::: Entries shown

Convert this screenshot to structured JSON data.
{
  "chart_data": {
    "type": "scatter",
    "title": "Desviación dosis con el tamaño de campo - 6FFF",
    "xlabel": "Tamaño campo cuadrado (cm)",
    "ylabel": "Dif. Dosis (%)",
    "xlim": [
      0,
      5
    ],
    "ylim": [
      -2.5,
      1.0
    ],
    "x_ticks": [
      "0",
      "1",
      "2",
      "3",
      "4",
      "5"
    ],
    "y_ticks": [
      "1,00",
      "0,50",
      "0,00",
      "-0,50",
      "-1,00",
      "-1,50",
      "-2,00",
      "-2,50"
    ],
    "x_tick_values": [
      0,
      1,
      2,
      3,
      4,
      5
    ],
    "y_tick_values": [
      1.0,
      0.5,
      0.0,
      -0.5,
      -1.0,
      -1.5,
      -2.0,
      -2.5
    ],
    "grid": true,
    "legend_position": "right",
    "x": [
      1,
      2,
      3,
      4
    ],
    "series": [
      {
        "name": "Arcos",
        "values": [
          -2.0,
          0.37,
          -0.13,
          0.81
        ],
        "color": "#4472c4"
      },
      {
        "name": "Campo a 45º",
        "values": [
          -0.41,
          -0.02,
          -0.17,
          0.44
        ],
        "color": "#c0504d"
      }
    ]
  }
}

::::::

** Task to complete **
All the entries above need to be reproduced exactly.

** Output below **
Convert this screenshot to structured JSON data.
{
  "chart_data": {
    "type": "scatter",
    "title": "Desviación dosis con el tamaño de campo - 6FFF",
    "xlabel": "Tamaño campo cuadrado (cm)",
    "ylabel": "Dif. Dosis (%)",
    "xlim": [
      0,
      5
    ],
    "ylim": [
      -2.5,
      1.0
    ],
    "x_ticks": [
      "0",
      "1",
      "2",
      "3",
      "4",
      "5"
    ],
    "y_ticks": [
      "1,00",
      "0,50",
      "0,00",
      "-0,50",
      "-1,00",
      "-1,50",
      "-2,00",
      "-2,50"
    ],
    "x_tick_values": [
      0,
      1,
      2,
      3,
      4,
      5
    ],
    "y_tick_values": [
      1.0,
      0.5,
      0.0,
      -0.5,
      -1.0,
      -1.5,
      -2.0,
      -2.5
    ],
    "grid": true,
    "legend_position": "right",
    "x": [
      1,
      2,
      3,
      4
    ],
    "series": [
      {
        "name": "Arcos",
        "values": [
          -2.0,
          0.37,
          -0.13,
          0.81
        ],
        "color": "#4472c4"
      },
      {
        "name": "Campo a 45º",
        "values": [
          -0.41,
          -0.02,
          -0.17,
          0.44
        ],
        "color": "#c0504d"
      }
    ]
  }
}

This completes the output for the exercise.